**Material provided:**
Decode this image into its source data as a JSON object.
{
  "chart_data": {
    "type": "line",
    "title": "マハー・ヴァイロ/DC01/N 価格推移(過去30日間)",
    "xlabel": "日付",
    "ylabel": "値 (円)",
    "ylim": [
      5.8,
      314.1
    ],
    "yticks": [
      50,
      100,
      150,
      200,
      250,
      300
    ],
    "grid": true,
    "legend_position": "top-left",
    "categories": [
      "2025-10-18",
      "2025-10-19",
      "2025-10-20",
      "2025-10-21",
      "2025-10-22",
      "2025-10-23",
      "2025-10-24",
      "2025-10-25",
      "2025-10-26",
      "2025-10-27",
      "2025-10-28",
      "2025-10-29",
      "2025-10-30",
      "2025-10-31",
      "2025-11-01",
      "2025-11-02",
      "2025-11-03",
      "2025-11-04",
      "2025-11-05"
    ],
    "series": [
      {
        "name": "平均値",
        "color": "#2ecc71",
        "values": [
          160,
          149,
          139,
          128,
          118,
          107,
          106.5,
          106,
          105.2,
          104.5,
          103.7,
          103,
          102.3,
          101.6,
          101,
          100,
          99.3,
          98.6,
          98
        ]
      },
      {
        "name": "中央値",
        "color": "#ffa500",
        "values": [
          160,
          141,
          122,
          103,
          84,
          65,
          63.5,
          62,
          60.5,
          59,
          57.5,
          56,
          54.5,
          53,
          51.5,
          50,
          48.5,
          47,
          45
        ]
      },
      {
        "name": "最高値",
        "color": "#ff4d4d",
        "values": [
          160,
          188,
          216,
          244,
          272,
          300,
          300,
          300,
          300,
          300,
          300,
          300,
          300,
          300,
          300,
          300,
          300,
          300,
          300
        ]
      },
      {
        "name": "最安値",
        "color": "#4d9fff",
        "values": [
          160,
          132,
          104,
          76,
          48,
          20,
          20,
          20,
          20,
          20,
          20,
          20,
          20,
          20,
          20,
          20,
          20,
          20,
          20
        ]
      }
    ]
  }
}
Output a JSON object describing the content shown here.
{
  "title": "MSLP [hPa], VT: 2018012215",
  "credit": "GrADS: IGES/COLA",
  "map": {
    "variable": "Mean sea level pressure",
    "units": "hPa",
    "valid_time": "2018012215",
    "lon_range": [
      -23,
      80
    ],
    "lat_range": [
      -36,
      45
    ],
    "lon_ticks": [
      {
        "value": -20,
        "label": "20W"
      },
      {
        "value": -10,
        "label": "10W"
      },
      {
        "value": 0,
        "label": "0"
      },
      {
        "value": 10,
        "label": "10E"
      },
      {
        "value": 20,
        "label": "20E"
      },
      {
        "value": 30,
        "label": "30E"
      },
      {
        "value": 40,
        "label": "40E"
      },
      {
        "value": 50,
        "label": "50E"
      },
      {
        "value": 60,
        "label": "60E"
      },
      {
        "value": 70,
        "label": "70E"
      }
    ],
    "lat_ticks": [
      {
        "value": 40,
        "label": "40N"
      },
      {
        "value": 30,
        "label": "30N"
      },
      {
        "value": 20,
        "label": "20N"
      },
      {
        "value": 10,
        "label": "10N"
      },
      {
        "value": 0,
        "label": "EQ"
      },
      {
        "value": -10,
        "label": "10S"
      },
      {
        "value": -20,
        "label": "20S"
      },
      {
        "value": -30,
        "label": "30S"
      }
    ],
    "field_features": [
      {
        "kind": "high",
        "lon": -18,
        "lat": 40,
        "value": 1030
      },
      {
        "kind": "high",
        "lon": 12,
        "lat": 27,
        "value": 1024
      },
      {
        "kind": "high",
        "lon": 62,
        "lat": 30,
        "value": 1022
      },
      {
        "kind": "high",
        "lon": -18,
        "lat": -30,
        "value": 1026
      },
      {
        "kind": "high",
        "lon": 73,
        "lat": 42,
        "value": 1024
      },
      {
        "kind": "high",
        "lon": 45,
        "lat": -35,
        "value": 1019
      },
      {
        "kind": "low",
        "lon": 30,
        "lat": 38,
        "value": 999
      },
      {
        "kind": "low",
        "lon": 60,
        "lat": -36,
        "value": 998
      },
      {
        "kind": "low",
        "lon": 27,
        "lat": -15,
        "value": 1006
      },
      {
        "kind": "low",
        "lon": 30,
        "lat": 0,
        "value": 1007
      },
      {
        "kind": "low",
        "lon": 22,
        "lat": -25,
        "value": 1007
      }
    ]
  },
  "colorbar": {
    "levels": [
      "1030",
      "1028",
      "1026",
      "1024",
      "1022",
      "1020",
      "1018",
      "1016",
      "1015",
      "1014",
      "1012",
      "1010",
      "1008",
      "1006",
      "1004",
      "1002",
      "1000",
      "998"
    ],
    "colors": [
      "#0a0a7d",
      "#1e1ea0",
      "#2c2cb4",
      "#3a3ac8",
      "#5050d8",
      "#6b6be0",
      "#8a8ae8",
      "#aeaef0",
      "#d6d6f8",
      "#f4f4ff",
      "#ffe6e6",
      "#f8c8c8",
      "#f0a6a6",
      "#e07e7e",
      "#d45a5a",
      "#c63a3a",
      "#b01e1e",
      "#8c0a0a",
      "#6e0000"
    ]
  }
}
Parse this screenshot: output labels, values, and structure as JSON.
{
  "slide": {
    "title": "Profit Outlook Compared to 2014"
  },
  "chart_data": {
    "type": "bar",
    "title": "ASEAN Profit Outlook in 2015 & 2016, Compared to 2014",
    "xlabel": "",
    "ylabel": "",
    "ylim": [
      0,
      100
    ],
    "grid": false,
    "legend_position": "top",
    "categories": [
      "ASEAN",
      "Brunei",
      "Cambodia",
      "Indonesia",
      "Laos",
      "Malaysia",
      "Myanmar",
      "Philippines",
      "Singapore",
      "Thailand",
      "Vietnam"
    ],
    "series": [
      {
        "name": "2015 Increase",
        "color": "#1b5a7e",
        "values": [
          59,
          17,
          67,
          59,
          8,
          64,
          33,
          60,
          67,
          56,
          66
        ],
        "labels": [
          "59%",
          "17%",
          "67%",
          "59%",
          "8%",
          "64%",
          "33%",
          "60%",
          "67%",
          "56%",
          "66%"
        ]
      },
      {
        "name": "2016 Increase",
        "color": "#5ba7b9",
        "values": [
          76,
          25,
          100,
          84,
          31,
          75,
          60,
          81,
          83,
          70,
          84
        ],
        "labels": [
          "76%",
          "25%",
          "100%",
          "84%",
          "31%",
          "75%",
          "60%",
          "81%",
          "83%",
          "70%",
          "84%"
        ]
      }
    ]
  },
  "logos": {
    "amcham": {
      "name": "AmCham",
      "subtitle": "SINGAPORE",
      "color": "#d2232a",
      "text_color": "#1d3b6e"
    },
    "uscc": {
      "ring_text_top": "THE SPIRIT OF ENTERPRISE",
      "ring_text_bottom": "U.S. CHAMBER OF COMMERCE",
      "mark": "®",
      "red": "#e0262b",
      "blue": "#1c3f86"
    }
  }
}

**Given request:**
Transcribe the data above in full, exactly.

**Problem solution:**
Decode this image into its source data as a JSON object.
{
  "chart_data": {
    "type": "line",
    "title": "マハー・ヴァイロ/DC01/N 価格推移(過去30日間)",
    "xlabel": "日付",
    "ylabel": "値 (円)",
    "ylim": [
      5.8,
      314.1
    ],
    "yticks": [
      50,
      100,
      150,
      200,
      250,
      300
    ],
    "grid": true,
    "legend_position": "top-left",
    "categories": [
      "2025-10-18",
      "2025-10-19",
      "2025-10-20",
      "2025-10-21",
      "2025-10-22",
      "2025-10-23",
      "2025-10-24",
      "2025-10-25",
      "2025-10-26",
      "2025-10-27",
      "2025-10-28",
      "2025-10-29",
      "2025-10-30",
      "2025-10-31",
      "2025-11-01",
      "2025-11-02",
      "2025-11-03",
      "2025-11-04",
      "2025-11-05"
    ],
    "series": [
      {
        "name": "平均値",
        "color": "#2ecc71",
        "values": [
          160,
          149,
          139,
          128,
          118,
          107,
          106.5,
          106,
          105.2,
          104.5,
          103.7,
          103,
          102.3,
          101.6,
          101,
          100,
          99.3,
          98.6,
          98
        ]
      },
      {
        "name": "中央値",
        "color": "#ffa500",
        "values": [
          160,
          141,
          122,
          103,
          84,
          65,
          63.5,
          62,
          60.5,
          59,
          57.5,
          56,
          54.5,
          53,
          51.5,
          50,
          48.5,
          47,
          45
        ]
      },
      {
        "name": "最高値",
        "color": "#ff4d4d",
        "values": [
          160,
          188,
          216,
          244,
          272,
          300,
          300,
          300,
          300,
          300,
          300,
          300,
          300,
          300,
          300,
          300,
          300,
          300,
          300
        ]
      },
      {
        "name": "最安値",
        "color": "#4d9fff",
        "values": [
          160,
          132,
          104,
          76,
          48,
          20,
          20,
          20,
          20,
          20,
          20,
          20,
          20,
          20,
          20,
          20,
          20,
          20,
          20
        ]
      }
    ]
  }
}
Output a JSON object describing the content shown here.
{
  "title": "MSLP [hPa], VT: 2018012215",
  "credit": "GrADS: IGES/COLA",
  "map": {
    "variable": "Mean sea level pressure",
    "units": "hPa",
    "valid_time": "2018012215",
    "lon_range": [
      -23,
      80
    ],
    "lat_range": [
      -36,
      45
    ],
    "lon_ticks": [
      {
        "value": -20,
        "label": "20W"
      },
      {
        "value": -10,
        "label": "10W"
      },
      {
        "value": 0,
        "label": "0"
      },
      {
        "value": 10,
        "label": "10E"
      },
      {
        "value": 20,
        "label": "20E"
      },
      {
        "value": 30,
        "label": "30E"
      },
      {
        "value": 40,
        "label": "40E"
      },
      {
        "value": 50,
        "label": "50E"
      },
      {
        "value": 60,
        "label": "60E"
      },
      {
        "value": 70,
        "label": "70E"
      }
    ],
    "lat_ticks": [
      {
        "value": 40,
        "label": "40N"
      },
      {
        "value": 30,
        "label": "30N"
      },
      {
        "value": 20,
        "label": "20N"
      },
      {
        "value": 10,
        "label": "10N"
      },
      {
        "value": 0,
        "label": "EQ"
      },
      {
        "value": -10,
        "label": "10S"
      },
      {
        "value": -20,
        "label": "20S"
      },
      {
        "value": -30,
        "label": "30S"
      }
    ],
    "field_features": [
      {
        "kind": "high",
        "lon": -18,
        "lat": 40,
        "value": 1030
      },
      {
        "kind": "high",
        "lon": 12,
        "lat": 27,
        "value": 1024
      },
      {
        "kind": "high",
        "lon": 62,
        "lat": 30,
        "value": 1022
      },
      {
        "kind": "high",
        "lon": -18,
        "lat": -30,
        "value": 1026
      },
      {
        "kind": "high",
        "lon": 73,
        "lat": 42,
        "value": 1024
      },
      {
        "kind": "high",
        "lon": 45,
        "lat": -35,
        "value": 1019
      },
      {
        "kind": "low",
        "lon": 30,
        "lat": 38,
        "value": 999
      },
      {
        "kind": "low",
        "lon": 60,
        "lat": -36,
        "value": 998
      },
      {
        "kind": "low",
        "lon": 27,
        "lat": -15,
        "value": 1006
      },
      {
        "kind": "low",
        "lon": 30,
        "lat": 0,
        "value": 1007
      },
      {
        "kind": "low",
        "lon": 22,
        "lat": -25,
        "value": 1007
      }
    ]
  },
  "colorbar": {
    "levels": [
      "1030",
      "1028",
      "1026",
      "1024",
      "1022",
      "1020",
      "1018",
      "1016",
      "1015",
      "1014",
      "1012",
      "1010",
      "1008",
      "1006",
      "1004",
      "1002",
      "1000",
      "998"
    ],
    "colors": [
      "#0a0a7d",
      "#1e1ea0",
      "#2c2cb4",
      "#3a3ac8",
      "#5050d8",
      "#6b6be0",
      "#8a8ae8",
      "#aeaef0",
      "#d6d6f8",
      "#f4f4ff",
      "#ffe6e6",
      "#f8c8c8",
      "#f0a6a6",
      "#e07e7e",
      "#d45a5a",
      "#c63a3a",
      "#b01e1e",
      "#8c0a0a",
      "#6e0000"
    ]
  }
}
Parse this screenshot: output labels, values, and structure as JSON.
{
  "slide": {
    "title": "Profit Outlook Compared to 2014"
  },
  "chart_data": {
    "type": "bar",
    "title": "ASEAN Profit Outlook in 2015 & 2016, Compared to 2014",
    "xlabel": "",
    "ylabel": "",
    "ylim": [
      0,
      100
    ],
    "grid": false,
    "legend_position": "top",
    "categories": [
      "ASEAN",
      "Brunei",
      "Cambodia",
      "Indonesia",
      "Laos",
      "Malaysia",
      "Myanmar",
      "Philippines",
      "Singapore",
      "Thailand",
      "Vietnam"
    ],
    "series": [
      {
        "name": "2015 Increase",
        "color": "#1b5a7e",
        "values": [
          59,
          17,
          67,
          59,
          8,
          64,
          33,
          60,
          67,
          56,
          66
        ],
        "labels": [
          "59%",
          "17%",
          "67%",
          "59%",
          "8%",
          "64%",
          "33%",
          "60%",
          "67%",
          "56%",
          "66%"
        ]
      },
      {
        "name": "2016 Increase",
        "color": "#5ba7b9",
        "values": [
          76,
          25,
          100,
          84,
          31,
          75,
          60,
          81,
          83,
          70,
          84
        ],
        "labels": [
          "76%",
          "25%",
          "100%",
          "84%",
          "31%",
          "75%",
          "60%",
          "81%",
          "83%",
          "70%",
          "84%"
        ]
      }
    ]
  },
  "logos": {
    "amcham": {
      "name": "AmCham",
      "subtitle": "SINGAPORE",
      "color": "#d2232a",
      "text_color": "#1d3b6e"
    },
    "uscc": {
      "ring_text_top": "THE SPIRIT OF ENTERPRISE",
      "ring_text_bottom": "U.S. CHAMBER OF COMMERCE",
      "mark": "®",
      "red": "#e0262b",
      "blue": "#1c3f86"
    }
  }
}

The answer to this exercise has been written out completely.